--- What to work on ---
Repeat the lines that follow, leaving nothing out.

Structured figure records
----

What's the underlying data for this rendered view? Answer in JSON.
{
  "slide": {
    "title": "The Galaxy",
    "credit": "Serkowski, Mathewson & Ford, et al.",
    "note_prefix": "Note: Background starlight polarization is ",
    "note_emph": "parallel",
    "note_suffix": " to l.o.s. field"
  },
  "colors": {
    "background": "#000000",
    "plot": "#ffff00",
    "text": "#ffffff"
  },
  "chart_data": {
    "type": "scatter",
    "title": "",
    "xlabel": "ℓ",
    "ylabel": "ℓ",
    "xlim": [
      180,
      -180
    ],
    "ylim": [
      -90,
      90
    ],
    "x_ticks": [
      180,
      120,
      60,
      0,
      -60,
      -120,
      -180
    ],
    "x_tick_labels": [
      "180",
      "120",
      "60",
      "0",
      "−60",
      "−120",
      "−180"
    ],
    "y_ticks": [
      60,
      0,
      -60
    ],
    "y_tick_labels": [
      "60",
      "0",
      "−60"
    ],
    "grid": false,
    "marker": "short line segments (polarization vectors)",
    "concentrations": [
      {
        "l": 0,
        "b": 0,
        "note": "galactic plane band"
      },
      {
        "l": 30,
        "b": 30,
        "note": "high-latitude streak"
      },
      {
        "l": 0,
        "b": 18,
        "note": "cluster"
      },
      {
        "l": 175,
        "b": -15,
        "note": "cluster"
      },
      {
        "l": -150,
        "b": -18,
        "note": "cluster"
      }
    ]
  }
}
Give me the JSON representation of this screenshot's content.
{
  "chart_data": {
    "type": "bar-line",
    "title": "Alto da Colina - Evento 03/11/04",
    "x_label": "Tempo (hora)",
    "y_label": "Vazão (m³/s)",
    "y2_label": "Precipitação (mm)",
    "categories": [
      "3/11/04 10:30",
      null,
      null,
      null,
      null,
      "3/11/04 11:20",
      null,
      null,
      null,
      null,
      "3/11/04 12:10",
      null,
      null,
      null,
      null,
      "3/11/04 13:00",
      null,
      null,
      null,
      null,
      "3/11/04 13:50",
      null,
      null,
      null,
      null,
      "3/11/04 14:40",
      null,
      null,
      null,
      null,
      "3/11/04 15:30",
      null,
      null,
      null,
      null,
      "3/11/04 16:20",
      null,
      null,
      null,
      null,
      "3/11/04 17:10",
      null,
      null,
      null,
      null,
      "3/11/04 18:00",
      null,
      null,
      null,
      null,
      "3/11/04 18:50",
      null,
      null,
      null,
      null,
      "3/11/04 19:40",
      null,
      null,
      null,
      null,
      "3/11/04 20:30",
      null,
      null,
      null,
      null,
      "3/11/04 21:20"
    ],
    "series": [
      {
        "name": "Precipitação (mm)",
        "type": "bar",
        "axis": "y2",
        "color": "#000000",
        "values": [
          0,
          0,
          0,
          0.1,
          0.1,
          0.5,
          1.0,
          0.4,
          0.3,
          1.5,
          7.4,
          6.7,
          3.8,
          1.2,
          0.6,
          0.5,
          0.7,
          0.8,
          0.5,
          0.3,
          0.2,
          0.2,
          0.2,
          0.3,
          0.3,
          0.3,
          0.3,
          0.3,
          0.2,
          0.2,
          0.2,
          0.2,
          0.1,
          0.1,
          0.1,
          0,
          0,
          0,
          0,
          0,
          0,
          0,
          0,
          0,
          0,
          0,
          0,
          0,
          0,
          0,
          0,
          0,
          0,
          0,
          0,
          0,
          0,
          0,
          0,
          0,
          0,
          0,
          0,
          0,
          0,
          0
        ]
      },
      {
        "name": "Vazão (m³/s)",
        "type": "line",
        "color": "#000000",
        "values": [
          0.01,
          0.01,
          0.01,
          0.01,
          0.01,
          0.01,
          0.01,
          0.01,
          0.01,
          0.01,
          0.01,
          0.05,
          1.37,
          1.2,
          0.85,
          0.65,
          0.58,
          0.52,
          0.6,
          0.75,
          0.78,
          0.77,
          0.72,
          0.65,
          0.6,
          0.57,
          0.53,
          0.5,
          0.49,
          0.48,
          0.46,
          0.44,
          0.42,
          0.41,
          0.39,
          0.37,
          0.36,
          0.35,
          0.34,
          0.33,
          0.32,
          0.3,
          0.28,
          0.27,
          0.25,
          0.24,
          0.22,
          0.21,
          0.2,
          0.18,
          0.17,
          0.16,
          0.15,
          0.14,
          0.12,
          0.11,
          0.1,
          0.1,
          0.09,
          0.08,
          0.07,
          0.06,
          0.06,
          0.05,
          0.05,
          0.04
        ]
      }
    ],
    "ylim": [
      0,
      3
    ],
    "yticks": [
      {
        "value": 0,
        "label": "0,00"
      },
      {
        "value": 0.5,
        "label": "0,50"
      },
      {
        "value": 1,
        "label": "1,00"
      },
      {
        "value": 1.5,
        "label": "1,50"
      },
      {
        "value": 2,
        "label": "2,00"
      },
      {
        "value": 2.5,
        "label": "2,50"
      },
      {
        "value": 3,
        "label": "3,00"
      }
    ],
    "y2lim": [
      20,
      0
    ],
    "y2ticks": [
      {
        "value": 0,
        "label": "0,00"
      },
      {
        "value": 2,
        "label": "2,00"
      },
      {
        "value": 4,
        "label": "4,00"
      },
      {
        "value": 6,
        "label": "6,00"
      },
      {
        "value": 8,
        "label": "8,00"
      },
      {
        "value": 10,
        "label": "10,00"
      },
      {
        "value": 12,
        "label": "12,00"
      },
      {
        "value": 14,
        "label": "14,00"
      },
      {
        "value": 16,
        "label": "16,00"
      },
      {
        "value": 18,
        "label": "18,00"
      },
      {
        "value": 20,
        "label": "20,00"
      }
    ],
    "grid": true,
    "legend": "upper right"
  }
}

----

--- Final answer ---
What's the underlying data for this rendered view? Answer in JSON.
{
  "slide": {
    "title": "The Galaxy",
    "credit": "Serkowski, Mathewson & Ford, et al.",
    "note_prefix": "Note: Background starlight polarization is ",
    "note_emph": "parallel",
    "note_suffix": " to l.o.s. field"
  },
  "colors": {
    "background": "#000000",
    "plot": "#ffff00",
    "text": "#ffffff"
  },
  "chart_data": {
    "type": "scatter",
    "title": "",
    "xlabel": "ℓ",
    "ylabel": "ℓ",
    "xlim": [
      180,
      -180
    ],
    "ylim": [
      -90,
      90
    ],
    "x_ticks": [
      180,
      120,
      60,
      0,
      -60,
      -120,
      -180
    ],
    "x_tick_labels": [
      "180",
      "120",
      "60",
      "0",
      "−60",
      "−120",
      "−180"
    ],
    "y_ticks": [
      60,
      0,
      -60
    ],
    "y_tick_labels": [
      "60",
      "0",
      "−60"
    ],
    "grid": false,
    "marker": "short line segments (polarization vectors)",
    "concentrations": [
      {
        "l": 0,
        "b": 0,
        "note": "galactic plane band"
      },
      {
        "l": 30,
        "b": 30,
        "note": "high-latitude streak"
      },
      {
        "l": 0,
        "b": 18,
        "note": "cluster"
      },
      {
        "l": 175,
        "b": -15,
        "note": "cluster"
      },
      {
        "l": -150,
        "b": -18,
        "note": "cluster"
      }
    ]
  }
}
Give me the JSON representation of this screenshot's content.
{
  "chart_data": {
    "type": "bar-line",
    "title": "Alto da Colina - Evento 03/11/04",
    "x_label": "Tempo (hora)",
    "y_label": "Vazão (m³/s)",
    "y2_label": "Precipitação (mm)",
    "categories": [
      "3/11/04 10:30",
      null,
      null,
      null,
      null,
      "3/11/04 11:20",
      null,
      null,
      null,
      null,
      "3/11/04 12:10",
      null,
      null,
      null,
      null,
      "3/11/04 13:00",
      null,
      null,
      null,
      null,
      "3/11/04 13:50",
      null,
      null,
      null,
      null,
      "3/11/04 14:40",
      null,
      null,
      null,
      null,
      "3/11/04 15:30",
      null,
      null,
      null,
      null,
      "3/11/04 16:20",
      null,
      null,
      null,
      null,
      "3/11/04 17:10",
      null,
      null,
      null,
      null,
      "3/11/04 18:00",
      null,
      null,
      null,
      null,
      "3/11/04 18:50",
      null,
      null,
      null,
      null,
      "3/11/04 19:40",
      null,
      null,
      null,
      null,
      "3/11/04 20:30",
      null,
      null,
      null,
      null,
      "3/11/04 21:20"
    ],
    "series": [
      {
        "name": "Precipitação (mm)",
        "type": "bar",
        "axis": "y2",
        "color": "#000000",
        "values": [
          0,
          0,
          0,
          0.1,
          0.1,
          0.5,
          1.0,
          0.4,
          0.3,
          1.5,
          7.4,
          6.7,
          3.8,
          1.2,
          0.6,
          0.5,
          0.7,
          0.8,
          0.5,
          0.3,
          0.2,
          0.2,
          0.2,
          0.3,
          0.3,
          0.3,
          0.3,
          0.3,
          0.2,
          0.2,
          0.2,
          0.2,
          0.1,
          0.1,
          0.1,
          0,
          0,
          0,
          0,
          0,
          0,
          0,
          0,
          0,
          0,
          0,
          0,
          0,
          0,
          0,
          0,
          0,
          0,
          0,
          0,
          0,
          0,
          0,
          0,
          0,
          0,
          0,
          0,
          0,
          0,
          0
        ]
      },
      {
        "name": "Vazão (m³/s)",
        "type": "line",
        "color": "#000000",
        "values": [
          0.01,
          0.01,
          0.01,
          0.01,
          0.01,
          0.01,
          0.01,
          0.01,
          0.01,
          0.01,
          0.01,
          0.05,
          1.37,
          1.2,
          0.85,
          0.65,
          0.58,
          0.52,
          0.6,
          0.75,
          0.78,
          0.77,
          0.72,
          0.65,
          0.6,
          0.57,
          0.53,
          0.5,
          0.49,
          0.48,
          0.46,
          0.44,
          0.42,
          0.41,
          0.39,
          0.37,
          0.36,
          0.35,
          0.34,
          0.33,
          0.32,
          0.3,
          0.28,
          0.27,
          0.25,
          0.24,
          0.22,
          0.21,
          0.2,
          0.18,
          0.17,
          0.16,
          0.15,
          0.14,
          0.12,
          0.11,
          0.1,
          0.1,
          0.09,
          0.08,
          0.07,
          0.06,
          0.06,
          0.05,
          0.05,
          0.04
        ]
      }
    ],
    "ylim": [
      0,
      3
    ],
    "yticks": [
      {
        "value": 0,
        "label": "0,00"
      },
      {
        "value": 0.5,
        "label": "0,50"
      },
      {
        "value": 1,
        "label": "1,00"
      },
      {
        "value": 1.5,
        "label": "1,50"
      },
      {
        "value": 2,
        "label": "2,00"
      },
      {
        "value": 2.5,
        "label": "2,50"
      },
      {
        "value": 3,
        "label": "3,00"
      }
    ],
    "y2lim": [
      20,
      0
    ],
    "y2ticks": [
      {
        "value": 0,
        "label": "0,00"
      },
      {
        "value": 2,
        "label": "2,00"
      },
      {
        "value": 4,
        "label": "4,00"
      },
      {
        "value": 6,
        "label": "6,00"
      },
      {
        "value": 8,
        "label": "8,00"
      },
      {
        "value": 10,
        "label": "10,00"
      },
      {
        "value": 12,
        "label": "12,00"
      },
      {
        "value": 14,
        "label": "14,00"
      },
      {
        "value": 16,
        "label": "16,00"
      },
      {
        "value": 18,
        "label": "18,00"
      },
      {
        "value": 20,
        "label": "20,00"
      }
    ],
    "grid": true,
    "legend": "upper right"
  }
}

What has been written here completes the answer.